Problem: Without altering anything, repeat each of the records.

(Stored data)
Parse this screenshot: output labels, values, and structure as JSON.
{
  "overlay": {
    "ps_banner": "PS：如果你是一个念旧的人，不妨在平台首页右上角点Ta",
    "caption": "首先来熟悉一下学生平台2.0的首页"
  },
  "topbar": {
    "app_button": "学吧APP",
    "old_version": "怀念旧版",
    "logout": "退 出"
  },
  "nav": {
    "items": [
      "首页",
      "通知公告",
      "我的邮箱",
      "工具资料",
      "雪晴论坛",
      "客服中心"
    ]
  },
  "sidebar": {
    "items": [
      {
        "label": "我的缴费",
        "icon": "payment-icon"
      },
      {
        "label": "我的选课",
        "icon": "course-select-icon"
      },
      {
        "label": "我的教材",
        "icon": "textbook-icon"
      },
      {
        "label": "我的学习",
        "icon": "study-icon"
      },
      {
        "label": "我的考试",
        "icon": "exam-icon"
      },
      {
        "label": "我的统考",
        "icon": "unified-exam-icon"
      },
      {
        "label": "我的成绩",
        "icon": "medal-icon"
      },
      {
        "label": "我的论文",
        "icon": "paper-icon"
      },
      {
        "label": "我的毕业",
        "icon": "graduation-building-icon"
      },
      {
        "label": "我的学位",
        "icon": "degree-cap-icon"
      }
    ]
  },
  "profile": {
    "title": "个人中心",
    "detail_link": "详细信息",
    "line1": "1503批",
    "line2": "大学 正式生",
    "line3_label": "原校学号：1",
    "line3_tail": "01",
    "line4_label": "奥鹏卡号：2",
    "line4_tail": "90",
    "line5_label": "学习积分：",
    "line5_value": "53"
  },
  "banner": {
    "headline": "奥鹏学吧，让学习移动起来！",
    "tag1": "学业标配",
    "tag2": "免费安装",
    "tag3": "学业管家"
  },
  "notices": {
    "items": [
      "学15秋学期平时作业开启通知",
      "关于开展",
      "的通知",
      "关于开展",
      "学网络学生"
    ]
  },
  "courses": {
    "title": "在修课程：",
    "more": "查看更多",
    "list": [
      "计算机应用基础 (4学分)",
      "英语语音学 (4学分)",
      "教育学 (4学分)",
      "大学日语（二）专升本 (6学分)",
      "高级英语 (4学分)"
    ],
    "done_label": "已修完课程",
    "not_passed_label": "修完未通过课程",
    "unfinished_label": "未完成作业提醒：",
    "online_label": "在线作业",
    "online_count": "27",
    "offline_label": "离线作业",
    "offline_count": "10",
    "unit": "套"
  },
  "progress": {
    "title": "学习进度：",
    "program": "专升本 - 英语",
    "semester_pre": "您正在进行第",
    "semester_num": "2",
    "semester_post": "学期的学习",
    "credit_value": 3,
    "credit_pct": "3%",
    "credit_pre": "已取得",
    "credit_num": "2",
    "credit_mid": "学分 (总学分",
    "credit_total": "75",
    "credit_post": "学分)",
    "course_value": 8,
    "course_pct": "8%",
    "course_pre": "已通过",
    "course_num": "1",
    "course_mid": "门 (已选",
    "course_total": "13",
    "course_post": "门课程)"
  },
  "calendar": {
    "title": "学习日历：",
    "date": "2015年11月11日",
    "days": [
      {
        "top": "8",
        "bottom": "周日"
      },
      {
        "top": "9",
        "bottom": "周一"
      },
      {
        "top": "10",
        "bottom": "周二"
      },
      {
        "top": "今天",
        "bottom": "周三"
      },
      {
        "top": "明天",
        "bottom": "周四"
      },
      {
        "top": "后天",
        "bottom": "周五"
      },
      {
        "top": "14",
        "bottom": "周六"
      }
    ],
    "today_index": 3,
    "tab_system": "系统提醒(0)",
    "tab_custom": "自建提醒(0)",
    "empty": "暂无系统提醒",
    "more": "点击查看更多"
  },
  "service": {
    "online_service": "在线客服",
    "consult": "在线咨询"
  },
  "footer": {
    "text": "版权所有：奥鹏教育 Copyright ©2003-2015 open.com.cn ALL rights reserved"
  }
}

Solution to the exercise:
Parse this screenshot: output labels, values, and structure as JSON.
{
  "overlay": {
    "ps_banner": "PS：如果你是一个念旧的人，不妨在平台首页右上角点Ta",
    "caption": "首先来熟悉一下学生平台2.0的首页"
  },
  "topbar": {
    "app_button": "学吧APP",
    "old_version": "怀念旧版",
    "logout": "退 出"
  },
  "nav": {
    "items": [
      "首页",
      "通知公告",
      "我的邮箱",
      "工具资料",
      "雪晴论坛",
      "客服中心"
    ]
  },
  "sidebar": {
    "items": [
      {
        "label": "我的缴费",
        "icon": "payment-icon"
      },
      {
        "label": "我的选课",
        "icon": "course-select-icon"
      },
      {
        "label": "我的教材",
        "icon": "textbook-icon"
      },
      {
        "label": "我的学习",
        "icon": "study-icon"
      },
      {
        "label": "我的考试",
        "icon": "exam-icon"
      },
      {
        "label": "我的统考",
        "icon": "unified-exam-icon"
      },
      {
        "label": "我的成绩",
        "icon": "medal-icon"
      },
      {
        "label": "我的论文",
        "icon": "paper-icon"
      },
      {
        "label": "我的毕业",
        "icon": "graduation-building-icon"
      },
      {
        "label": "我的学位",
        "icon": "degree-cap-icon"
      }
    ]
  },
  "profile": {
    "title": "个人中心",
    "detail_link": "详细信息",
    "line1": "1503批",
    "line2": "大学 正式生",
    "line3_label": "原校学号：1",
    "line3_tail": "01",
    "line4_label": "奥鹏卡号：2",
    "line4_tail": "90",
    "line5_label": "学习积分：",
    "line5_value": "53"
  },
  "banner": {
    "headline": "奥鹏学吧，让学习移动起来！",
    "tag1": "学业标配",
    "tag2": "免费安装",
    "tag3": "学业管家"
  },
  "notices": {
    "items": [
      "学15秋学期平时作业开启通知",
      "关于开展",
      "的通知",
      "关于开展",
      "学网络学生"
    ]
  },
  "courses": {
    "title": "在修课程：",
    "more": "查看更多",
    "list": [
      "计算机应用基础 (4学分)",
      "英语语音学 (4学分)",
      "教育学 (4学分)",
      "大学日语（二）专升本 (6学分)",
      "高级英语 (4学分)"
    ],
    "done_label": "已修完课程",
    "not_passed_label": "修完未通过课程",
    "unfinished_label": "未完成作业提醒：",
    "online_label": "在线作业",
    "online_count": "27",
    "offline_label": "离线作业",
    "offline_count": "10",
    "unit": "套"
  },
  "progress": {
    "title": "学习进度：",
    "program": "专升本 - 英语",
    "semester_pre": "您正在进行第",
    "semester_num": "2",
    "semester_post": "学期的学习",
    "credit_value": 3,
    "credit_pct": "3%",
    "credit_pre": "已取得",
    "credit_num": "2",
    "credit_mid": "学分 (总学分",
    "credit_total": "75",
    "credit_post": "学分)",
    "course_value": 8,
    "course_pct": "8%",
    "course_pre": "已通过",
    "course_num": "1",
    "course_mid": "门 (已选",
    "course_total": "13",
    "course_post": "门课程)"
  },
  "calendar": {
    "title": "学习日历：",
    "date": "2015年11月11日",
    "days": [
      {
        "top": "8",
        "bottom": "周日"
      },
      {
        "top": "9",
        "bottom": "周一"
      },
      {
        "top": "10",
        "bottom": "周二"
      },
      {
        "top": "今天",
        "bottom": "周三"
      },
      {
        "top": "明天",
        "bottom": "周四"
      },
      {
        "top": "后天",
        "bottom": "周五"
      },
      {
        "top": "14",
        "bottom": "周六"
      }
    ],
    "today_index": 3,
    "tab_system": "系统提醒(0)",
    "tab_custom": "自建提醒(0)",
    "empty": "暂无系统提醒",
    "more": "点击查看更多"
  },
  "service": {
    "online_service": "在线客服",
    "consult": "在线咨询"
  },
  "footer": {
    "text": "版权所有：奥鹏教育 Copyright ©2003-2015 open.com.cn ALL rights reserved"
  }
}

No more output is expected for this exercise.